DIRECTION
Every record should be written out exactly, with the pictures left out.
*-*-*
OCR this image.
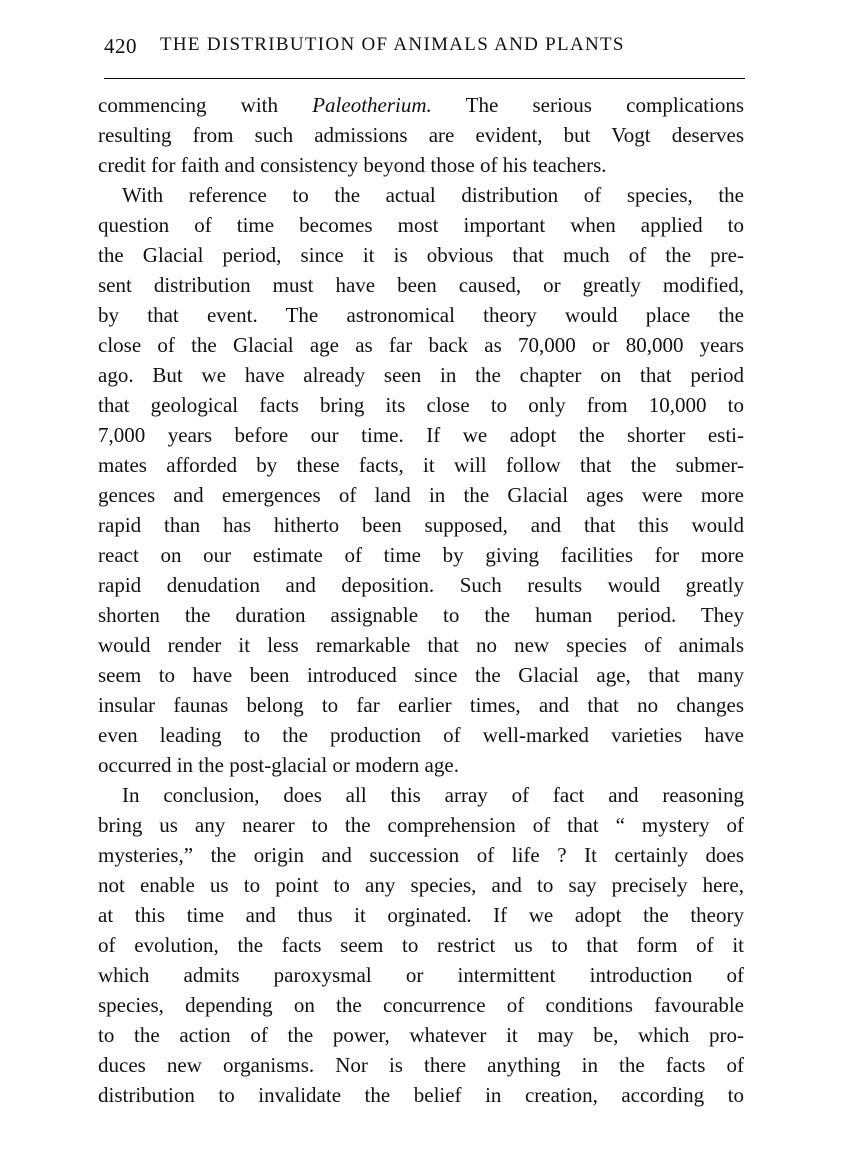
420 THE DISTRIBUTION OF ANIMALS AND PLANTS
commencing with Paleotherium. The serious complications
resulting from such admissions are evident, but Vogt deserves
credit for faith and consistency beyond those of his teachers.
With reference to the actual distribution of species, the
question of time becomes most important when applied to
the Glacial period, since it is obvious that much of the pre-
sent distribution must have been caused, or greatly modified,
by that event. The astronomical theory would place the
close of the Glacial age as far back as 70,000 or 80,000 years
ago. But we have already seen in the chapter on that period
that geological facts bring its close to only from 10,000 to
7,000 years before our time. If we adopt the shorter esti-
mates afforded by these facts, it will follow that the submer-
gences and emergences of land in the Glacial ages were more
rapid than has hitherto been supposed, and that this would
react on our estimate of time by giving facilities for more
rapid denudation and deposition. Such results would greatly
shorten the duration assignable to the human period. They
would render it less remarkable that no new species of animals
seem to have been introduced since the Glacial age, that many
insular faunas belong to far earlier times, and that no changes
even leading to the production of well-marked varieties have
occurred in the post-glacial or modern age.
In conclusion, does all this array of fact and reasoning
bring us any nearer to the comprehension of that “ mystery of
mysteries,” the origin and succession of life ? It certainly does
not enable us to point to any species, and to say precisely here,
at this time and thus it orginated. If we adopt the theory
of evolution, the facts seem to restrict us to that form of it
which admits paroxysmal or intermittent introduction of
species, depending on the concurrence of conditions favourable
to the action of the power, whatever it may be, which pro-
duces new organisms. Nor is there anything in the facts of
distribution to invalidate the belief in creation, according to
*-*-*
WRITTEN REPLY
OCR this image.
420 THE DISTRIBUTION OF ANIMALS AND PLANTS
commencing with Paleotherium. The serious complications
resulting from such admissions are evident, but Vogt deserves
credit for faith and consistency beyond those of his teachers.
With reference to the actual distribution of species, the
question of time becomes most important when applied to
the Glacial period, since it is obvious that much of the pre-
sent distribution must have been caused, or greatly modified,
by that event. The astronomical theory would place the
close of the Glacial age as far back as 70,000 or 80,000 years
ago. But we have already seen in the chapter on that period
that geological facts bring its close to only from 10,000 to
7,000 years before our time. If we adopt the shorter esti-
mates afforded by these facts, it will follow that the submer-
gences and emergences of land in the Glacial ages were more
rapid than has hitherto been supposed, and that this would
react on our estimate of time by giving facilities for more
rapid denudation and deposition. Such results would greatly
shorten the duration assignable to the human period. They
would render it less remarkable that no new species of animals
seem to have been introduced since the Glacial age, that many
insular faunas belong to far earlier times, and that no changes
even leading to the production of well-marked varieties have
occurred in the post-glacial or modern age.
In conclusion, does all this array of fact and reasoning
bring us any nearer to the comprehension of that “ mystery of
mysteries,” the origin and succession of life ? It certainly does
not enable us to point to any species, and to say precisely here,
at this time and thus it orginated. If we adopt the theory
of evolution, the facts seem to restrict us to that form of it
which admits paroxysmal or intermittent introduction of
species, depending on the concurrence of conditions favourable
to the action of the power, whatever it may be, which pro-
duces new organisms. Nor is there anything in the facts of
distribution to invalidate the belief in creation, according to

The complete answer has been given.